### Exercise directions:
Using the records below, copy out exactly the line that contains "OCR this image." and every line that follows it, up to and including the last, and no others.

* start Recorded data *

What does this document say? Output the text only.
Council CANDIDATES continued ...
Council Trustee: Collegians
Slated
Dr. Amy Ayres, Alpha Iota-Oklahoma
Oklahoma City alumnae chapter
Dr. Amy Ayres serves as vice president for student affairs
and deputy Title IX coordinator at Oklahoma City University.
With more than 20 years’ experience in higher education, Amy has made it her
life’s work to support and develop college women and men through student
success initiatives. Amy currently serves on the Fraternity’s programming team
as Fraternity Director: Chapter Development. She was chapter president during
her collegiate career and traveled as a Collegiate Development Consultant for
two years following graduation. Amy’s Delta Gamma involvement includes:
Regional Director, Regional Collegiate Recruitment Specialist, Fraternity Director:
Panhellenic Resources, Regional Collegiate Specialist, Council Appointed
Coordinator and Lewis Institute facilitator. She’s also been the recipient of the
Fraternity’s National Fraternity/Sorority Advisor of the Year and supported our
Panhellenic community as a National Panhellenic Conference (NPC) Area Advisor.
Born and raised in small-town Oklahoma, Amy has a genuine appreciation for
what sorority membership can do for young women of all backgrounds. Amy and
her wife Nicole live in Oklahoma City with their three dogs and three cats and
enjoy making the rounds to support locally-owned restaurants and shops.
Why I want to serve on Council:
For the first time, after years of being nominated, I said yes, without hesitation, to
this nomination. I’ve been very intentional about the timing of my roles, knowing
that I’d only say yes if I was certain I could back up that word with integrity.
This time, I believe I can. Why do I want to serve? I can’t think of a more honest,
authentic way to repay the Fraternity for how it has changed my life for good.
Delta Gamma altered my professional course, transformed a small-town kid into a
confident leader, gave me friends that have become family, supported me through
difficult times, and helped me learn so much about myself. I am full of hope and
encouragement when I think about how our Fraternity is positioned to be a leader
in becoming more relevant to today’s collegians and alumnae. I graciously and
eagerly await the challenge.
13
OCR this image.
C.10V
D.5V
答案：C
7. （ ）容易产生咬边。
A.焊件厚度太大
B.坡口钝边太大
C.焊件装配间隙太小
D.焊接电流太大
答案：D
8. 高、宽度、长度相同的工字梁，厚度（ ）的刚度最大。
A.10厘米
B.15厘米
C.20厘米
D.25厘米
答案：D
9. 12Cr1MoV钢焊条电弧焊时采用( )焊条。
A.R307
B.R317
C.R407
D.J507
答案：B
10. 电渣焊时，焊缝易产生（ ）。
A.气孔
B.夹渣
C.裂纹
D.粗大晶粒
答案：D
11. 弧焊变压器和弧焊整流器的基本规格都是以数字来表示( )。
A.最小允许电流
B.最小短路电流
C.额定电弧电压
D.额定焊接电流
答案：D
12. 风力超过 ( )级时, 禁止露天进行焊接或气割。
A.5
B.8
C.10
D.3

* end Recorded data *

### Response:
OCR this image.
C.10V
D.5V
答案：C
7. （ ）容易产生咬边。
A.焊件厚度太大
B.坡口钝边太大
C.焊件装配间隙太小
D.焊接电流太大
答案：D
8. 高、宽度、长度相同的工字梁，厚度（ ）的刚度最大。
A.10厘米
B.15厘米
C.20厘米
D.25厘米
答案：D
9. 12Cr1MoV钢焊条电弧焊时采用( )焊条。
A.R307
B.R317
C.R407
D.J507
答案：B
10. 电渣焊时，焊缝易产生（ ）。
A.气孔
B.夹渣
C.裂纹
D.粗大晶粒
答案：D
11. 弧焊变压器和弧焊整流器的基本规格都是以数字来表示( )。
A.最小允许电流
B.最小短路电流
C.额定电弧电压
D.额定焊接电流
答案：D
12. 风力超过 ( )级时, 禁止露天进行焊接或气割。
A.5
B.8
C.10
D.3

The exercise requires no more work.